### Exercise requirements
Print the listing as it stands, omitting all images.

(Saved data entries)
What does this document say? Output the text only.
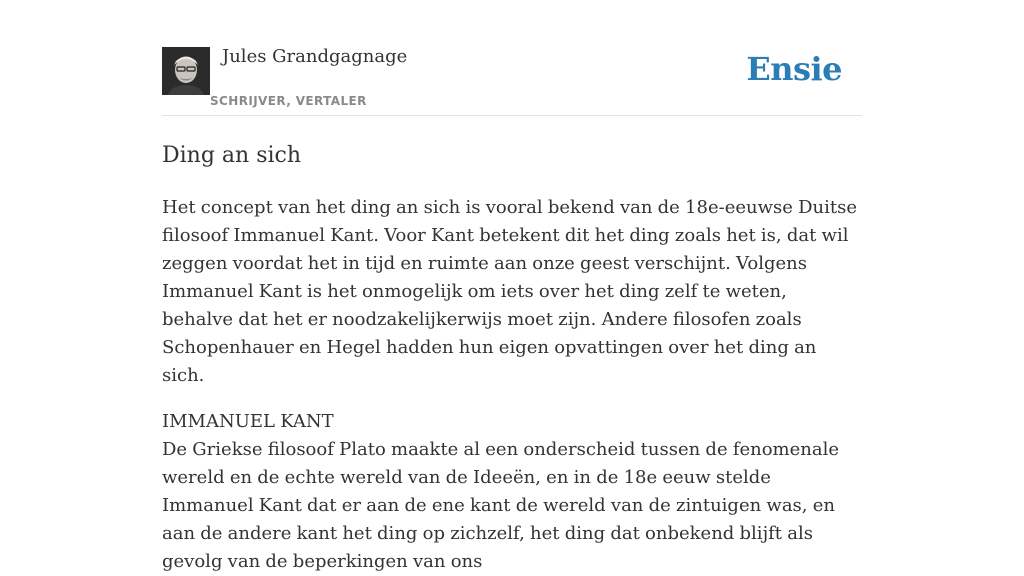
Jules Grandgagnage
SCHRIJVER, VERTALER
Ensie
Ding an sich

Het concept van het ding an sich is vooral bekend van de 18e-eeuwse Duitse filosoof Immanuel Kant. Voor Kant betekent dit het ding zoals het is, dat wil zeggen voordat het in tijd en ruimte aan onze geest verschijnt. Volgens Immanuel Kant is het onmogelijk om iets over het ding zelf te weten, behalve dat het er noodzakelijkerwijs moet zijn. Andere filosofen zoals Schopenhauer en Hegel hadden hun eigen opvattingen over het ding an sich.

IMMANUEL KANT

De Griekse filosoof Plato maakte al een onderscheid tussen de fenomenale wereld en de echte wereld van de Ideeën, en in de 18e eeuw stelde Immanuel Kant dat er aan de ene kant de wereld van de zintuigen was, en aan de andere kant het ding op zichzelf, het ding dat onbekend blijft als gevolg van de beperkingen van ons
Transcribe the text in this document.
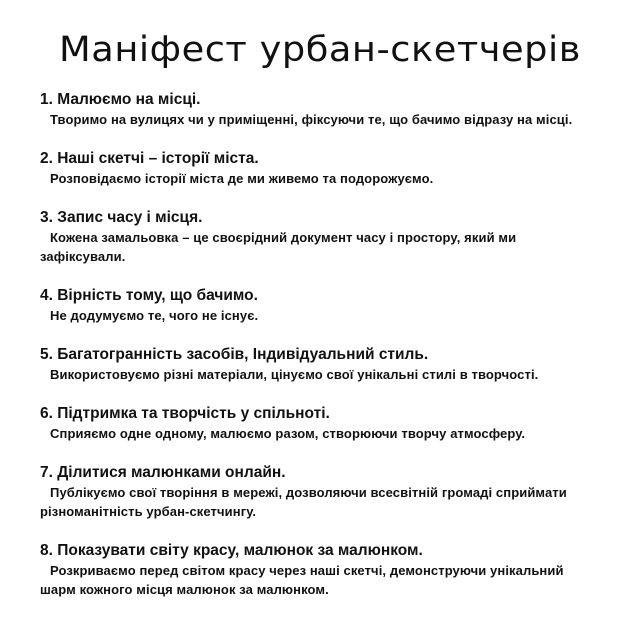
Маніфест урбан-скетчерів
1. Малюємо на місці.
Творимо на вулицях чи у приміщенні, фіксуючи те, що бачимо відразу на місці.
2. Наші скетчі – історії міста.
Розповідаємо історії міста де ми живемо та подорожуємо.
3. Запис часу і місця.
Кожена замальовка – це своєрідний документ часу і простору, який ми зафіксували.
4. Вірність тому, що бачимо.
Не додумуємо те, чого не існує.
5. Багатогранність засобів, Індивідуальний стиль.
Використовуємо різні матеріали, цінуємо свої унікальні стилі в творчості.
6. Підтримка та творчість у спільноті.
Сприяємо одне одному, малюємо разом, створюючи творчу атмосферу.
7. Ділитися малюнками онлайн.
Публікуємо свої творіння в мережі, дозволяючи всесвітній громаді сприймати різноманітність урбан-скетчингу.
8. Показувати світу красу, малюнок за малюнком.
Розкриваємо перед світом красу через наші скетчі, демонструючи унікальний шарм кожного місця малюнок за малюнком.
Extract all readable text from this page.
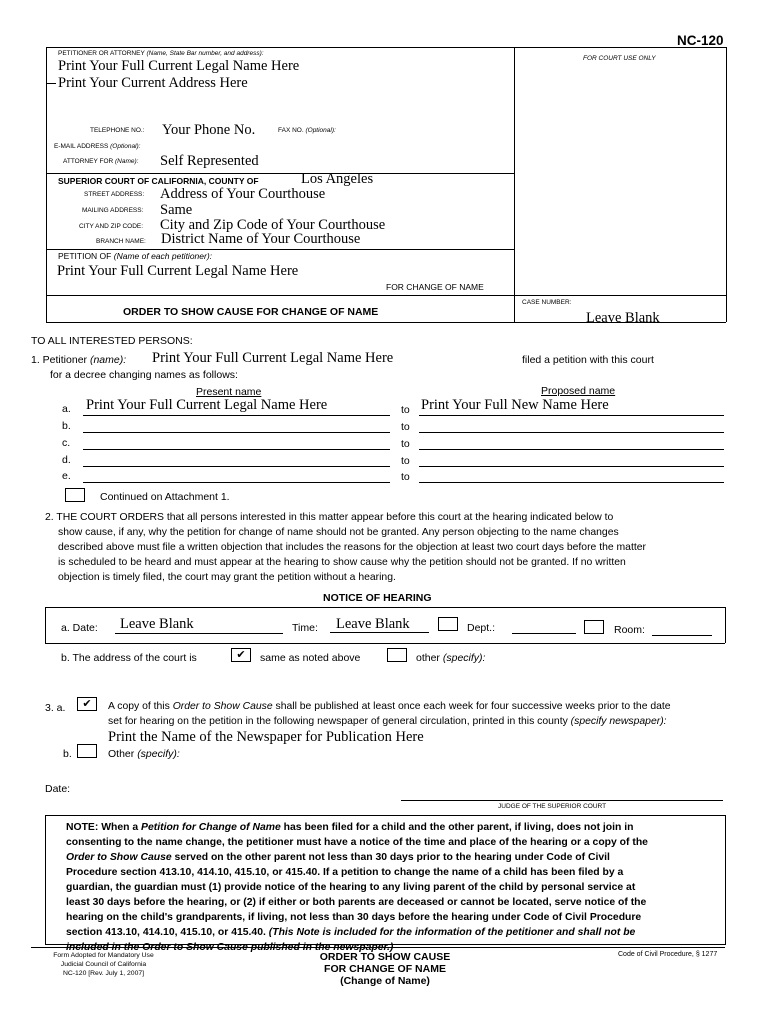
NC-120
PETITIONER OR ATTORNEY (Name, State Bar number, and address):
FOR COURT USE ONLY
Print Your Full Current Legal Name Here
Print Your Current Address Here
TELEPHONE NO.: Your Phone No.	FAX NO. (Optional):
E-MAIL ADDRESS (Optional):
ATTORNEY FOR (Name): Self Represented
SUPERIOR COURT OF CALIFORNIA, COUNTY OF	Los Angeles
STREET ADDRESS: Address of Your Courthouse
MAILING ADDRESS: Same
CITY AND ZIP CODE: City and Zip Code of Your Courthouse
BRANCH NAME: District Name of Your Courthouse
PETITION OF (Name of each petitioner):
Print Your Full Current Legal Name Here
FOR CHANGE OF NAME
ORDER TO SHOW CAUSE FOR CHANGE OF NAME
CASE NUMBER:
Leave Blank
TO ALL INTERESTED PERSONS:
1. Petitioner (name): Print Your Full Current Legal Name Here	filed a petition with this court
for a decree changing names as follows:
Present name	Proposed name
a. Print Your Full Current Legal Name Here	to Print Your Full New Name Here
b.	to
c.	to
d.	to
e.	to
Continued on Attachment 1.
2. THE COURT ORDERS that all persons interested in this matter appear before this court at the hearing indicated below to
show cause, if any, why the petition for change of name should not be granted. Any person objecting to the name changes
described above must file a written objection that includes the reasons for the objection at least two court days before the matter
is scheduled to be heard and must appear at the hearing to show cause why the petition should not be granted. If no written
objection is timely filed, the court may grant the petition without a hearing.
NOTICE OF HEARING
a. Date: Leave Blank	Time: Leave Blank	Dept.:	Room:
b. The address of the court is	✔	same as noted above	other (specify):
3. a.	✔	A copy of this Order to Show Cause shall be published at least once each week for four successive weeks prior to the date
set for hearing on the petition in the following newspaper of general circulation, printed in this county (specify newspaper):
Print the Name of the Newspaper for Publication Here
b.	Other (specify):
Date:
JUDGE OF THE SUPERIOR COURT
NOTE: When a Petition for Change of Name has been filed for a child and the other parent, if living, does not join in
consenting to the name change, the petitioner must have a notice of the time and place of the hearing or a copy of the
Order to Show Cause served on the other parent not less than 30 days prior to the hearing under Code of Civil
Procedure section 413.10, 414.10, 415.10, or 415.40. If a petition to change the name of a child has been filed by a
guardian, the guardian must (1) provide notice of the hearing to any living parent of the child by personal service at
least 30 days before the hearing, or (2) if either or both parents are deceased or cannot be located, serve notice of the
hearing on the child's grandparents, if living, not less than 30 days before the hearing under Code of Civil Procedure
section 413.10, 414.10, 415.10, or 415.40. (This Note is included for the information of the petitioner and shall not be
included in the Order to Show Cause published in the newspaper.)
Form Adopted for Mandatory Use
Judicial Council of California
NC-120 [Rev. July 1, 2007]
ORDER TO SHOW CAUSE
FOR CHANGE OF NAME
(Change of Name)
Code of Civil Procedure, § 1277
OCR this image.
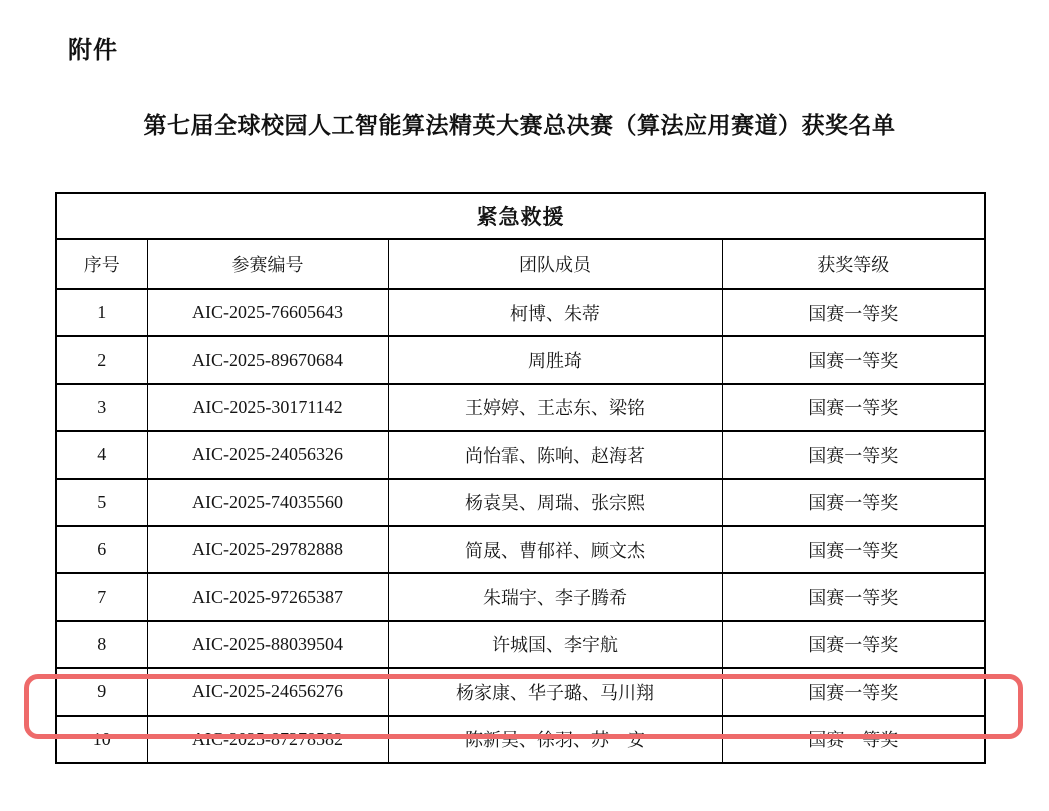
附件
第七届全球校园人工智能算法精英大赛总决赛（算法应用赛道）获奖名单
紧急救援			
序号	参赛编号	团队成员	获奖等级
1	AIC-2025-76605643	柯博、朱蒂	国赛一等奖
2	AIC-2025-89670684	周胜琦	国赛一等奖
3	AIC-2025-30171142	王婷婷、王志东、梁铭	国赛一等奖
4	AIC-2025-24056326	尚怡霏、陈响、赵海茗	国赛一等奖
5	AIC-2025-74035560	杨袁昊、周瑞、张宗熙	国赛一等奖
6	AIC-2025-29782888	简晟、曹郁祥、顾文杰	国赛一等奖
7	AIC-2025-97265387	朱瑞宇、李子腾希	国赛一等奖
8	AIC-2025-88039504	许城国、李宇航	国赛一等奖
9	AIC-2025-24656276	杨家康、华子璐、马川翔	国赛一等奖
10	AIC-2025-87278582	陈新昊、徐羽、苏一安	国赛一等奖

### Response
What does this document say? Output the text only.
Jules Grandgagnage
SCHRIJVER, VERTALER
Ensie
Ding an sich

Het concept van het ding an sich is vooral bekend van de 18e-eeuwse Duitse filosoof Immanuel Kant. Voor Kant betekent dit het ding zoals het is, dat wil zeggen voordat het in tijd en ruimte aan onze geest verschijnt. Volgens Immanuel Kant is het onmogelijk om iets over het ding zelf te weten, behalve dat het er noodzakelijkerwijs moet zijn. Andere filosofen zoals Schopenhauer en Hegel hadden hun eigen opvattingen over het ding an sich.

IMMANUEL KANT

De Griekse filosoof Plato maakte al een onderscheid tussen de fenomenale wereld en de echte wereld van de Ideeën, en in de 18e eeuw stelde Immanuel Kant dat er aan de ene kant de wereld van de zintuigen was, en aan de andere kant het ding op zichzelf, het ding dat onbekend blijft als gevolg van de beperkingen van ons
Transcribe the text in this document.
Маніфест урбан-скетчерів
1. Малюємо на місці.
Творимо на вулицях чи у приміщенні, фіксуючи те, що бачимо відразу на місці.
2. Наші скетчі – історії міста.
Розповідаємо історії міста де ми живемо та подорожуємо.
3. Запис часу і місця.
Кожена замальовка – це своєрідний документ часу і простору, який ми зафіксували.
4. Вірність тому, що бачимо.
Не додумуємо те, чого не існує.
5. Багатогранність засобів, Індивідуальний стиль.
Використовуємо різні матеріали, цінуємо свої унікальні стилі в творчості.
6. Підтримка та творчість у спільноті.
Сприяємо одне одному, малюємо разом, створюючи творчу атмосферу.
7. Ділитися малюнками онлайн.
Публікуємо свої творіння в мережі, дозволяючи всесвітній громаді сприймати різноманітність урбан-скетчингу.
8. Показувати світу красу, малюнок за малюнком.
Розкриваємо перед світом красу через наші скетчі, демонструючи унікальний шарм кожного місця малюнок за малюнком.
Extract all readable text from this page.
NC-120
PETITIONER OR ATTORNEY (Name, State Bar number, and address):
FOR COURT USE ONLY
Print Your Full Current Legal Name Here
Print Your Current Address Here
TELEPHONE NO.: Your Phone No.	FAX NO. (Optional):
E-MAIL ADDRESS (Optional):
ATTORNEY FOR (Name): Self Represented
SUPERIOR COURT OF CALIFORNIA, COUNTY OF	Los Angeles
STREET ADDRESS: Address of Your Courthouse
MAILING ADDRESS: Same
CITY AND ZIP CODE: City and Zip Code of Your Courthouse
BRANCH NAME: District Name of Your Courthouse
PETITION OF (Name of each petitioner):
Print Your Full Current Legal Name Here
FOR CHANGE OF NAME
ORDER TO SHOW CAUSE FOR CHANGE OF NAME
CASE NUMBER:
Leave Blank
TO ALL INTERESTED PERSONS:
1. Petitioner (name): Print Your Full Current Legal Name Here	filed a petition with this court
for a decree changing names as follows:
Present name	Proposed name
a. Print Your Full Current Legal Name Here	to Print Your Full New Name Here
b.	to
c.	to
d.	to
e.	to
Continued on Attachment 1.
2. THE COURT ORDERS that all persons interested in this matter appear before this court at the hearing indicated below to
show cause, if any, why the petition for change of name should not be granted. Any person objecting to the name changes
described above must file a written objection that includes the reasons for the objection at least two court days before the matter
is scheduled to be heard and must appear at the hearing to show cause why the petition should not be granted. If no written
objection is timely filed, the court may grant the petition without a hearing.
NOTICE OF HEARING
a. Date: Leave Blank	Time: Leave Blank	Dept.:	Room:
b. The address of the court is	✔	same as noted above	other (specify):
3. a.	✔	A copy of this Order to Show Cause shall be published at least once each week for four successive weeks prior to the date
set for hearing on the petition in the following newspaper of general circulation, printed in this county (specify newspaper):
Print the Name of the Newspaper for Publication Here
b.	Other (specify):
Date:
JUDGE OF THE SUPERIOR COURT
NOTE: When a Petition for Change of Name has been filed for a child and the other parent, if living, does not join in
consenting to the name change, the petitioner must have a notice of the time and place of the hearing or a copy of the
Order to Show Cause served on the other parent not less than 30 days prior to the hearing under Code of Civil
Procedure section 413.10, 414.10, 415.10, or 415.40. If a petition to change the name of a child has been filed by a
guardian, the guardian must (1) provide notice of the hearing to any living parent of the child by personal service at
least 30 days before the hearing, or (2) if either or both parents are deceased or cannot be located, serve notice of the
hearing on the child's grandparents, if living, not less than 30 days before the hearing under Code of Civil Procedure
section 413.10, 414.10, 415.10, or 415.40. (This Note is included for the information of the petitioner and shall not be
included in the Order to Show Cause published in the newspaper.)
Form Adopted for Mandatory Use
Judicial Council of California
NC-120 [Rev. July 1, 2007]
ORDER TO SHOW CAUSE
FOR CHANGE OF NAME
(Change of Name)
Code of Civil Procedure, § 1277
OCR this image.
附件
第七届全球校园人工智能算法精英大赛总决赛（算法应用赛道）获奖名单
紧急救援			
序号	参赛编号	团队成员	获奖等级
1	AIC-2025-76605643	柯博、朱蒂	国赛一等奖
2	AIC-2025-89670684	周胜琦	国赛一等奖
3	AIC-2025-30171142	王婷婷、王志东、梁铭	国赛一等奖
4	AIC-2025-24056326	尚怡霏、陈响、赵海茗	国赛一等奖
5	AIC-2025-74035560	杨袁昊、周瑞、张宗熙	国赛一等奖
6	AIC-2025-29782888	简晟、曹郁祥、顾文杰	国赛一等奖
7	AIC-2025-97265387	朱瑞宇、李子腾希	国赛一等奖
8	AIC-2025-88039504	许城国、李宇航	国赛一等奖
9	AIC-2025-24656276	杨家康、华子璐、马川翔	国赛一等奖
10	AIC-2025-87278582	陈新昊、徐羽、苏一安	国赛一等奖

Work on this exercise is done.